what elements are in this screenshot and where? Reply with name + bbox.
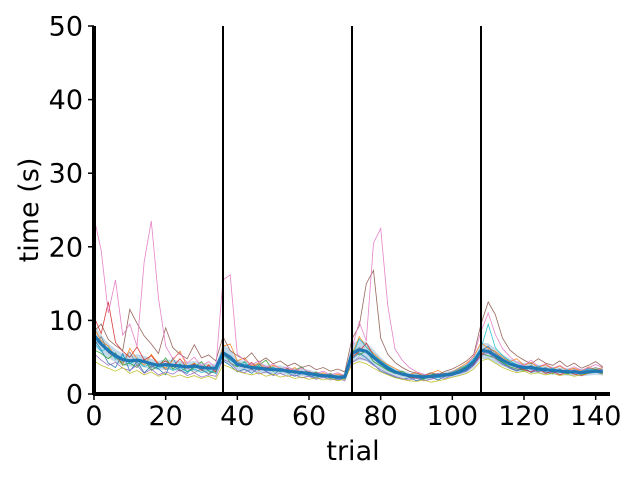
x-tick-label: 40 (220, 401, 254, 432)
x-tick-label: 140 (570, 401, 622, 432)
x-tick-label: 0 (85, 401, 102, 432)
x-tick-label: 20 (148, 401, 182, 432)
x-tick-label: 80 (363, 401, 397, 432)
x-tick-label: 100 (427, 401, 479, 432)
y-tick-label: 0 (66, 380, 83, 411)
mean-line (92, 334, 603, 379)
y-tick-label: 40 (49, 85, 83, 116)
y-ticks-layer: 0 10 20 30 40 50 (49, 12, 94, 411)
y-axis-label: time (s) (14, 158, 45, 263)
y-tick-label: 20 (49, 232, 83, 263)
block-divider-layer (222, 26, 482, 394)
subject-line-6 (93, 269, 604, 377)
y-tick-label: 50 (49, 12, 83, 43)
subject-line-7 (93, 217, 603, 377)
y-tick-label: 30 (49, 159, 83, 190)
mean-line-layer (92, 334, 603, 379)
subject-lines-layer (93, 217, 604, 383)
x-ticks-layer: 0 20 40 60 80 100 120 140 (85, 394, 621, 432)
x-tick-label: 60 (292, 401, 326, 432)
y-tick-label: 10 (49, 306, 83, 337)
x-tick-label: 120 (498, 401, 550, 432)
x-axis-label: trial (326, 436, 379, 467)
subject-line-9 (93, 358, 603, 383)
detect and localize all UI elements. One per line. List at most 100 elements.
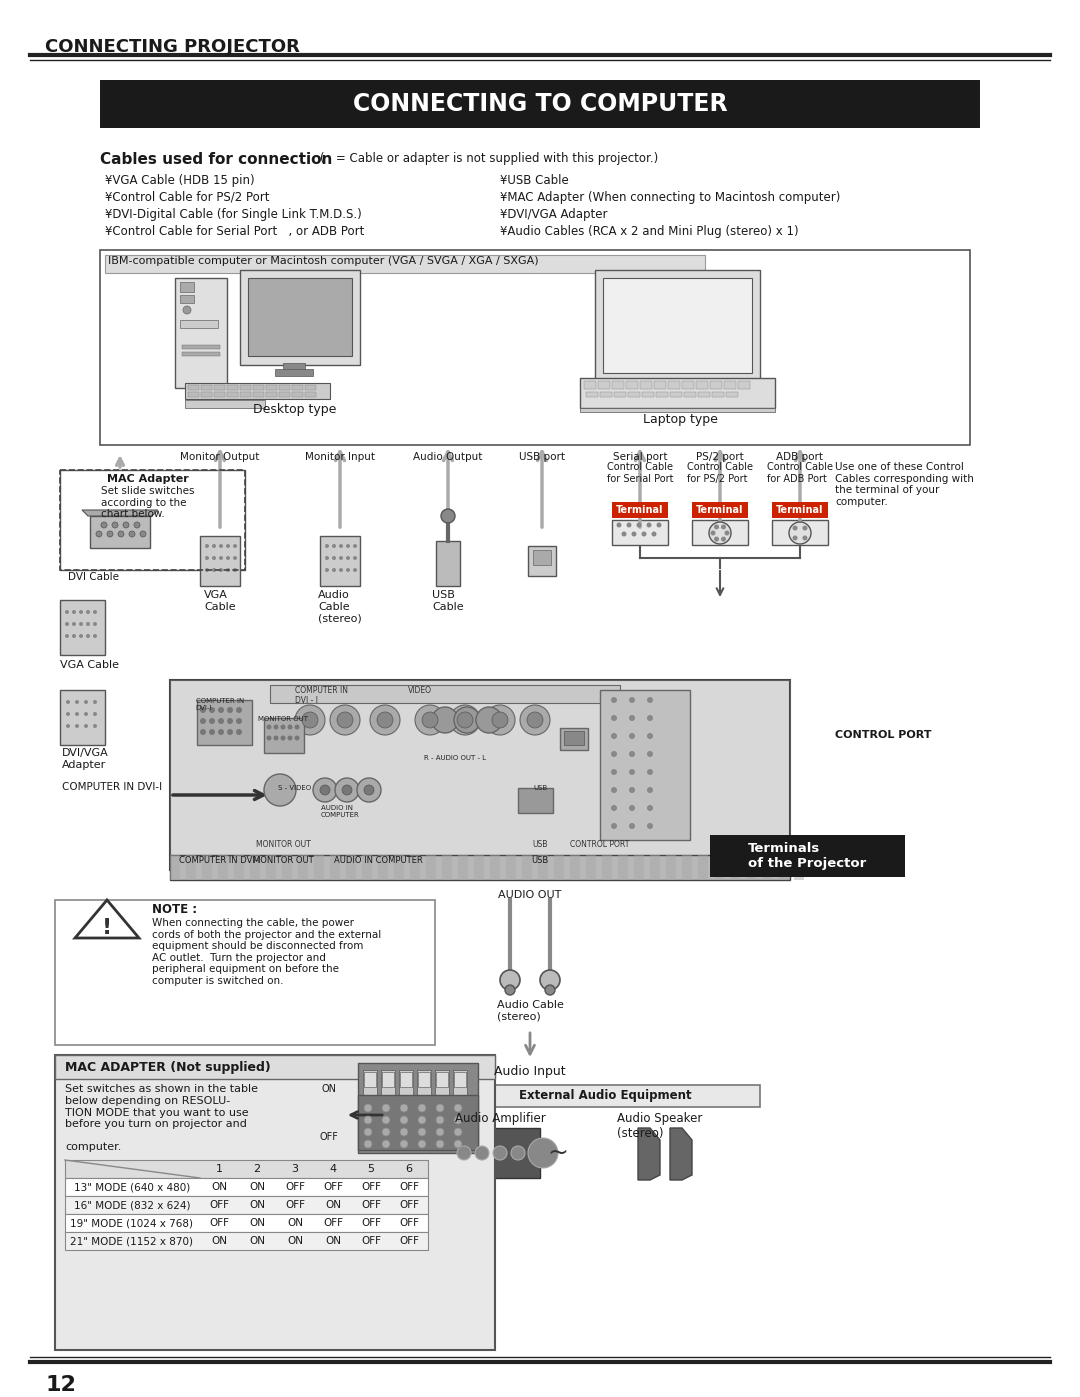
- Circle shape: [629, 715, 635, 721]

> Exercise prompt: Copy all of the lines above word for word, but omit the pictures from your copy.

> Solution for this task:
what elements are in this screenshot and where? Reply with name + bbox.
x-tick-label: 40 (220, 401, 254, 432)
x-tick-label: 140 (570, 401, 622, 432)
x-tick-label: 0 (85, 401, 102, 432)
x-tick-label: 20 (148, 401, 182, 432)
x-tick-label: 80 (363, 401, 397, 432)
x-tick-label: 100 (427, 401, 479, 432)
y-tick-label: 0 (66, 380, 83, 411)
mean-line (92, 334, 603, 379)
y-tick-label: 40 (49, 85, 83, 116)
y-ticks-layer: 0 10 20 30 40 50 (49, 12, 94, 411)
y-axis-label: time (s) (14, 158, 45, 263)
y-tick-label: 20 (49, 232, 83, 263)
block-divider-layer (222, 26, 482, 394)
subject-line-6 (93, 269, 604, 377)
y-tick-label: 50 (49, 12, 83, 43)
subject-line-7 (93, 217, 603, 377)
y-tick-label: 30 (49, 159, 83, 190)
mean-line-layer (92, 334, 603, 379)
subject-lines-layer (93, 217, 604, 383)
x-ticks-layer: 0 20 40 60 80 100 120 140 (85, 394, 621, 432)
x-tick-label: 60 (292, 401, 326, 432)
y-tick-label: 10 (49, 306, 83, 337)
x-tick-label: 120 (498, 401, 550, 432)
x-axis-label: trial (326, 436, 379, 467)
subject-line-9 (93, 358, 603, 383)
detect and localize all UI elements. One per line. List at most 100 elements.
- Circle shape: [629, 715, 635, 721]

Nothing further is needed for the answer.